TEXTO FUENTE:
****
La estampa resultaba atractiva, pues solían meter alguna oveja o cabra que se había quebrado una pata, la entablillaban y permanecía hasta que se soldara su hueso; otras que habían tenido un parto prematuro y su cría pequeñita y endeble, no podía ponerse en pie ni acceder a la teta de su madre y el pastor, la ordeñaba y con un biberón la alimentaba, hasta que poco a poco tomaba fuerza para trincar de la teta materna y en esta encantadora y tierna postura, movía su rabito, denotando su placidez y satisfacción.

A veces la oveja, al parir tenía un parto distócico, es decir, había alumbrado a dos gemelos y ella se había muerto, haciéndose menester buscar otra oveja que al revés de la anterior hubiera parido y su cría  hubiese muerto y aún así, resultaba harto difícil lograr que esta oveja permitiera dar de mamar a los gemelos huérfanos, si bien con constancia y tesón se lograba que la oveja les adoptara. Bastaba extraer de la teta un chorro de leche calentita y espumosa, recogiéndola en el cuenco de la mano izquierda y con ella se enfoscaba el hocico de ambos gemelos que con su lengüita la relamían y hambrientos se llegaban a la teta de la oveja adoptante, que de inmediato les olfateaba y sin más se espatarraba con su ubre repleta de leche y allí uno a cada lado, trincaban la leche, dando golpetes con su negro hocico sobre la ubre, y saciados, adoptaban unas bellas posturas, meneando sus colitas, para salir de estampida, saltando y jugueteando, brincando sobre los abrojos o mogueras.

               Tras esta lectura, mentalmente conocéis el sitio exacto donde se ubica este pueblo y ahora me veo impelido a establecer las dos épocas en que conocí y traté a sus moradores.



CAPITULO II

La primera época fue en las décadas de 1.930 a 1.940, antes, durante y después de la guerra civil española, cuando yo contaba con 12 años de edad. La segunda, la actual, el 2.009 cuando tengo 85 años.

Se ha producido un cambio tan profundo, sufriendo entre ambas épocas una verdadera metamorfosis, ya que si establecemos la diferenciación y lo hacemos en forma similar a como han ocurrido, es decir, en la primera era milimétrico el avance, casi imperceptible, y así se llegó a las décadas de 1.960, 70 y 90, en que la modernidad, el cambio transformó sus vidas, sus hábitos y sus ancestrales costumbres. El pueblo contaba con una población cercana a los cuarenta vecinos con sus respectivas viviendas, en su mayoría nutrida por familias numerosísimas.

Estas gentes eran físicamente, en su mayoría, de baja estatura, flacos, enjutos y huesudos, con unas pobladas cabelleras, no había calvos; sus rostros curtidos por el gélido viento y el implacable sol, y cumplidos 40 ó 50 años sus rostros aparecían surcados con profundas arrugas.
****
DATOS EXTRAÍDOS:
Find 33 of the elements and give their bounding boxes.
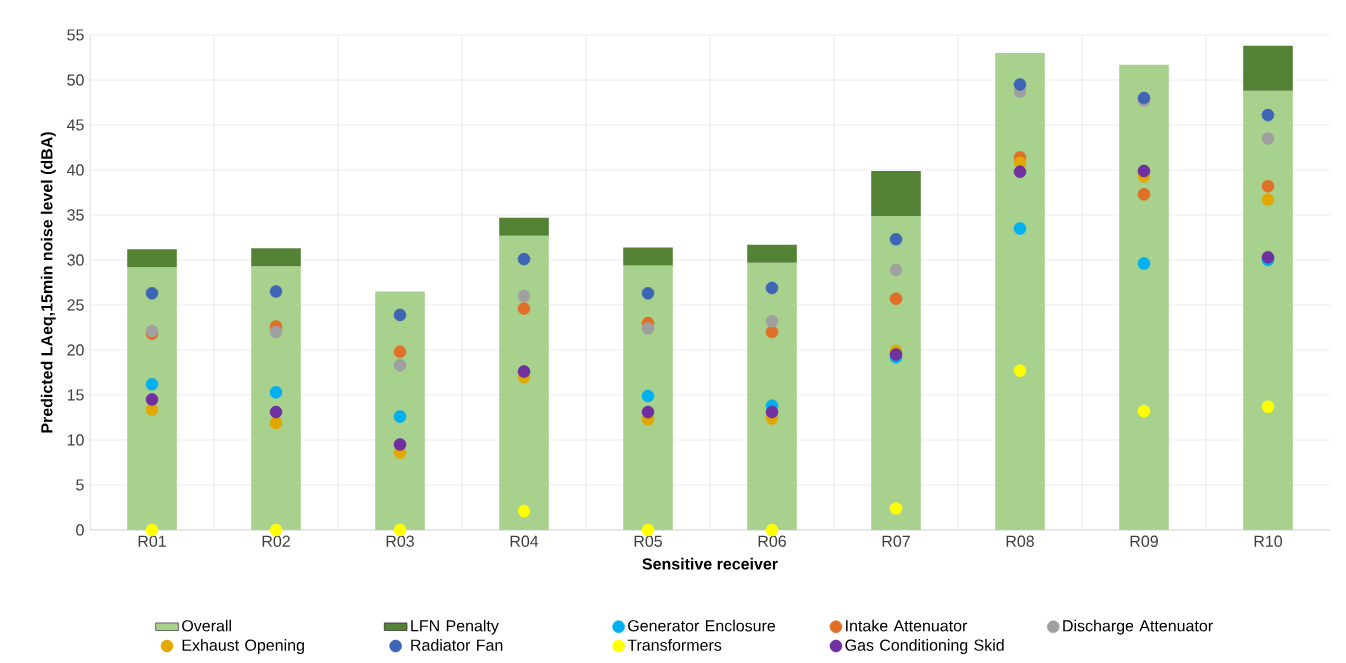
legend-label: Exhaust Opening	[182, 639, 304, 654]
x-tick-label: R06	[758, 535, 786, 547]
y-tick-label: 30	[67, 254, 84, 266]
y-tick-label: 50	[67, 74, 84, 86]
legend-label: Transformers	[627, 639, 722, 651]
y-axis-title: Predicted LAeq,15min noise level (dBA)	[40, 132, 56, 433]
y-tick-label: 20	[67, 344, 84, 356]
x-tick-label: R04	[510, 535, 539, 547]
legend-label: Overall	[182, 619, 231, 632]
y-tick-label: 10	[67, 434, 84, 446]
legend-label: Generator Enclosure	[628, 619, 776, 632]
y-tick-label: 25	[67, 299, 84, 311]
x-tick-label: R02	[262, 535, 290, 547]
y-tick-label: 0	[76, 524, 84, 536]
legend-label: Discharge Attenuator	[1063, 619, 1213, 635]
y-tick-label: 45	[66, 119, 84, 131]
x-tick-label: R10	[1254, 535, 1283, 547]
x-tick-label: R09	[1130, 535, 1158, 547]
x-tick-label: R07	[882, 535, 910, 547]
y-tick-label: 35	[67, 209, 84, 221]
legend-label: Radiator Fan	[411, 639, 503, 651]
y-tick-label: 5	[76, 479, 84, 491]
legend-label: Intake Attenuator	[846, 619, 968, 632]
x-tick-label: R08	[1006, 535, 1034, 547]
legend-label: Gas Conditioning Skid	[845, 639, 1004, 654]
y-tick-label: 55	[67, 29, 84, 41]
y-tick-label: 15	[67, 389, 84, 401]
x-axis-title: Sensitive receiver	[642, 557, 778, 570]
legend-label: LFN Penalty	[411, 619, 499, 635]
x-tick-label: R01	[138, 535, 166, 547]
x-tick-label: R05	[634, 535, 662, 547]
x-tick-label: R03	[386, 535, 414, 547]
y-tick-label: 40	[66, 164, 84, 176]
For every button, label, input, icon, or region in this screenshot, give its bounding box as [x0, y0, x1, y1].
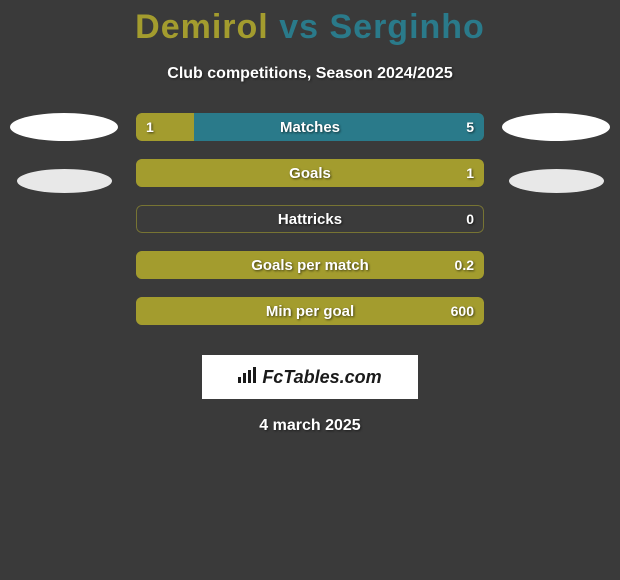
content-area: Matches15Goals1Hattricks0Goals per match… [0, 113, 620, 343]
player1-badge-placeholder-2 [17, 169, 112, 193]
stat-bar: Goals per match0.2 [136, 251, 484, 279]
bar-value-right: 600 [451, 297, 474, 325]
bar-value-right: 5 [466, 113, 474, 141]
bar-value-right: 0.2 [455, 251, 474, 279]
subtitle: Club competitions, Season 2024/2025 [0, 65, 620, 83]
player2-badge-placeholder [502, 113, 610, 141]
stat-bar: Goals1 [136, 159, 484, 187]
logo-box: FcTables.com [202, 355, 418, 399]
bar-value-left: 1 [146, 113, 154, 141]
right-placeholder-col [496, 113, 616, 343]
bar-label: Goals per match [136, 251, 484, 279]
player2-name: Serginho [329, 8, 484, 46]
player2-badge-placeholder-2 [509, 169, 604, 193]
stat-bar: Matches1 5 [136, 113, 484, 141]
left-placeholder-col [4, 113, 124, 343]
bar-value-right: 0 [466, 205, 474, 233]
player1-name: Demirol [135, 8, 269, 46]
player1-badge-placeholder [10, 113, 118, 141]
bar-value-right: 1 [466, 159, 474, 187]
bar-label: Matches [136, 113, 484, 141]
bar-label: Hattricks [136, 205, 484, 233]
logo-text: FcTables.com [238, 367, 381, 388]
bar-label: Min per goal [136, 297, 484, 325]
date-text: 4 march 2025 [0, 417, 620, 435]
chart-icon [238, 367, 258, 388]
vs-text: vs [279, 8, 319, 46]
stats-bars: Matches15Goals1Hattricks0Goals per match… [124, 113, 496, 343]
logo-label: FcTables.com [262, 367, 381, 388]
stat-bar: Min per goal600 [136, 297, 484, 325]
stat-bar: Hattricks0 [136, 205, 484, 233]
comparison-title: Demirol vs Serginho [0, 0, 620, 47]
bar-label: Goals [136, 159, 484, 187]
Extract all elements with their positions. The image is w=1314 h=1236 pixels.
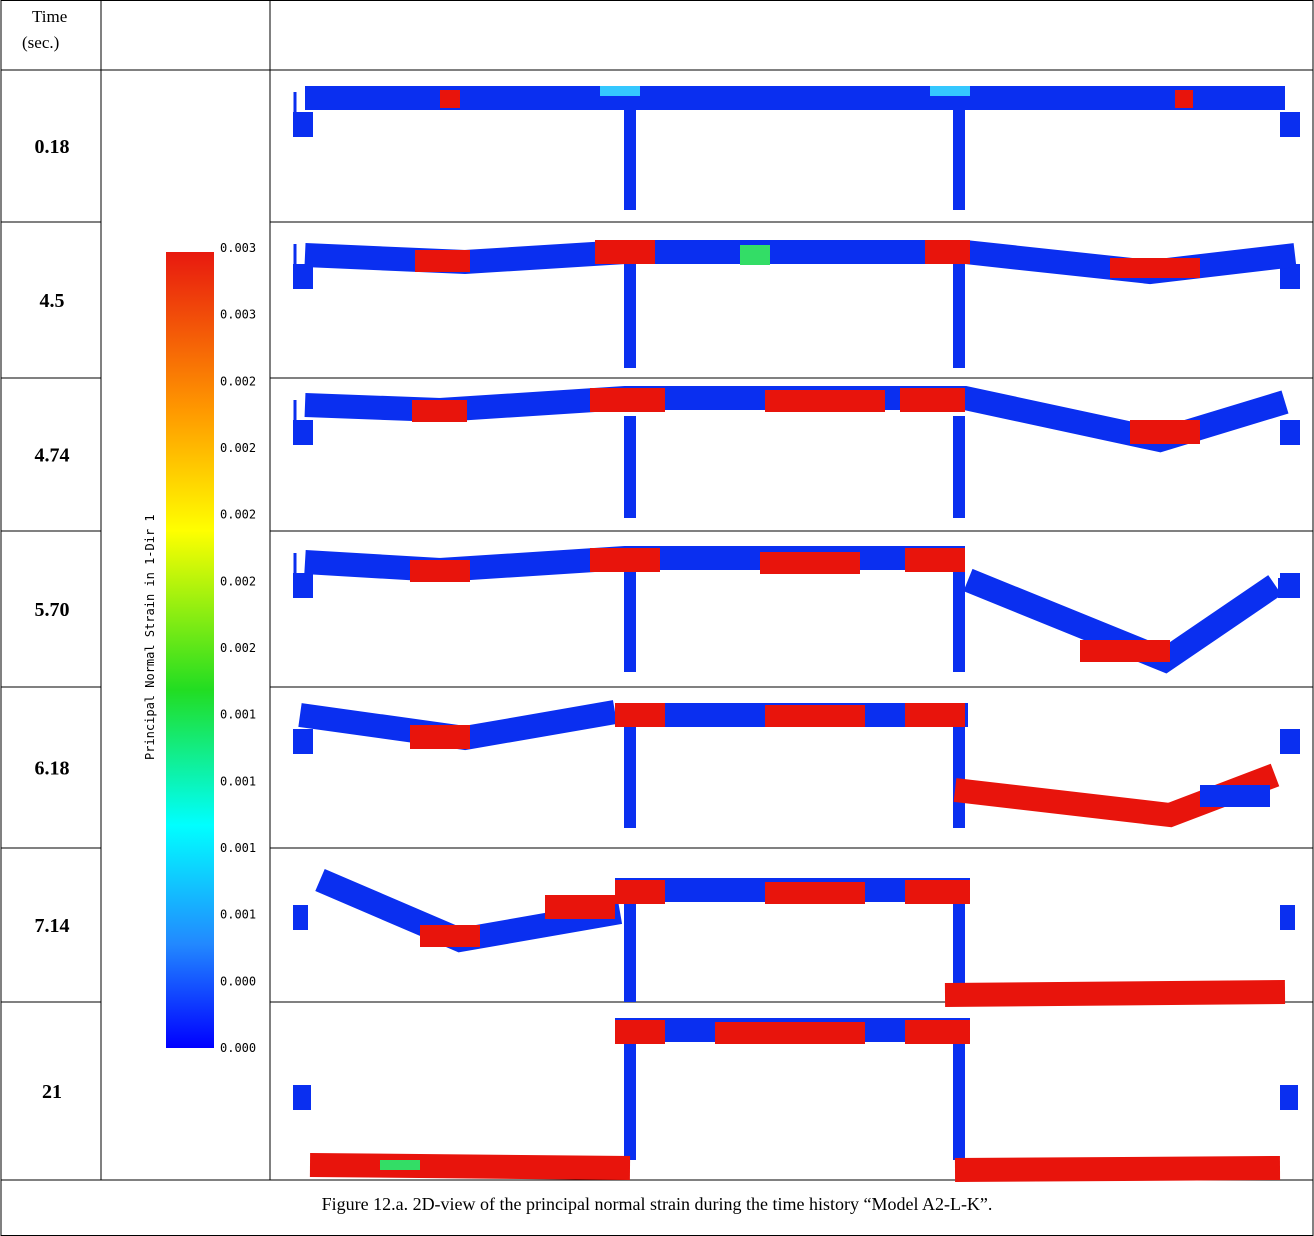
- strain-zone: [925, 240, 970, 264]
- abutment: [293, 905, 308, 930]
- strain-zone: [415, 250, 470, 272]
- abutment: [1278, 578, 1293, 598]
- strain-zone: [590, 388, 665, 412]
- beam: [954, 1156, 1281, 1182]
- abutment: [1280, 905, 1295, 930]
- colorbar-label: 0.001: [220, 908, 256, 922]
- column: [624, 727, 636, 828]
- strain-zone: [600, 86, 640, 96]
- strain-zone: [615, 880, 665, 904]
- colorbar: [166, 252, 214, 1048]
- time-label: 4.5: [40, 290, 65, 312]
- column: [953, 570, 965, 672]
- time-label: 4.74: [35, 445, 70, 467]
- column: [953, 1040, 965, 1160]
- strain-zone: [595, 240, 655, 264]
- abutment: [293, 729, 313, 754]
- strain-zone: [715, 1022, 865, 1044]
- strain-zone: [905, 880, 970, 904]
- abutment: [293, 573, 313, 598]
- colorbar-label: 0.002: [220, 641, 256, 655]
- colorbar-label: 0.002: [220, 508, 256, 522]
- strain-zone: [765, 390, 885, 412]
- column: [953, 902, 965, 1002]
- header-unit: (sec.): [22, 33, 59, 52]
- colorbar-label: 0.000: [220, 1041, 256, 1055]
- time-label: 0.18: [35, 136, 70, 158]
- column: [953, 727, 965, 828]
- column: [624, 108, 636, 210]
- column: [953, 416, 965, 518]
- colorbar-label: 0.002: [220, 374, 256, 388]
- colorbar-label: 0.002: [220, 574, 256, 588]
- time-label: 6.18: [35, 758, 70, 780]
- abutment: [1280, 112, 1300, 137]
- column: [624, 262, 636, 368]
- strain-zone: [615, 1020, 665, 1044]
- colorbar-label: 0.001: [220, 774, 256, 788]
- strain-zone: [930, 86, 970, 96]
- abutment: [1280, 420, 1300, 445]
- strain-zone: [1080, 640, 1170, 662]
- strain-zone: [1110, 258, 1200, 278]
- time-label: 5.70: [35, 599, 70, 621]
- strain-zone: [760, 552, 860, 574]
- beam: [309, 1153, 631, 1180]
- strain-zone: [905, 1020, 970, 1044]
- colorbar-label: 0.002: [220, 441, 256, 455]
- strain-zone: [1130, 420, 1200, 444]
- column: [624, 1040, 636, 1160]
- header-time: Time: [32, 7, 67, 26]
- strain-zone: [740, 245, 770, 265]
- strain-zone: [380, 1160, 420, 1170]
- abutment: [1280, 264, 1300, 289]
- strain-zone: [410, 725, 470, 749]
- colorbar-label: 0.000: [220, 974, 256, 988]
- abutment: [1280, 1085, 1298, 1110]
- colorbar-title: Principal Normal Strain in 1-Dir 1: [143, 514, 157, 760]
- abutment: [293, 112, 313, 137]
- colorbar-label: 0.003: [220, 241, 256, 255]
- column: [953, 108, 965, 210]
- strain-zone: [615, 703, 665, 727]
- strain-zone: [765, 882, 865, 904]
- column: [953, 262, 965, 368]
- strain-zone: [545, 895, 615, 919]
- abutment: [293, 1085, 311, 1110]
- beam: [944, 980, 1286, 1007]
- abutment: [293, 420, 313, 445]
- strain-zone: [410, 560, 470, 582]
- strain-zone: [412, 400, 467, 422]
- time-label: 7.14: [35, 915, 70, 937]
- column: [624, 570, 636, 672]
- colorbar-label: 0.003: [220, 308, 256, 322]
- colorbar-label: 0.001: [220, 708, 256, 722]
- strain-zone: [905, 703, 965, 727]
- strain-zone: [765, 705, 865, 727]
- colorbar-label: 0.001: [220, 841, 256, 855]
- caption: Figure 12.a. 2D-view of the principal no…: [322, 1194, 993, 1214]
- strain-zone: [905, 548, 965, 572]
- strain-zone: [590, 548, 660, 572]
- abutment: [293, 264, 313, 289]
- strain-zone: [420, 925, 480, 947]
- strain-zone: [900, 388, 965, 412]
- strain-zone: [440, 90, 460, 108]
- column: [624, 416, 636, 518]
- beam-part: [1200, 785, 1270, 807]
- time-label: 21: [42, 1081, 62, 1103]
- abutment: [1280, 729, 1300, 754]
- column: [624, 902, 636, 1002]
- strain-zone: [1175, 90, 1193, 108]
****
Según el texto fuente, ¿por qué el pastor ordeñaba a la oveja y alimentaba con biberón a la cría nacida de un parto prematuro? Responde en una a tres oraciones.

La cría era pequeñita y endeble, y no podía ponerse en pie ni acceder a la teta de su madre. El pastor la alimentaba así hasta que poco a poco tomaba fuerza para mamar de la teta materna.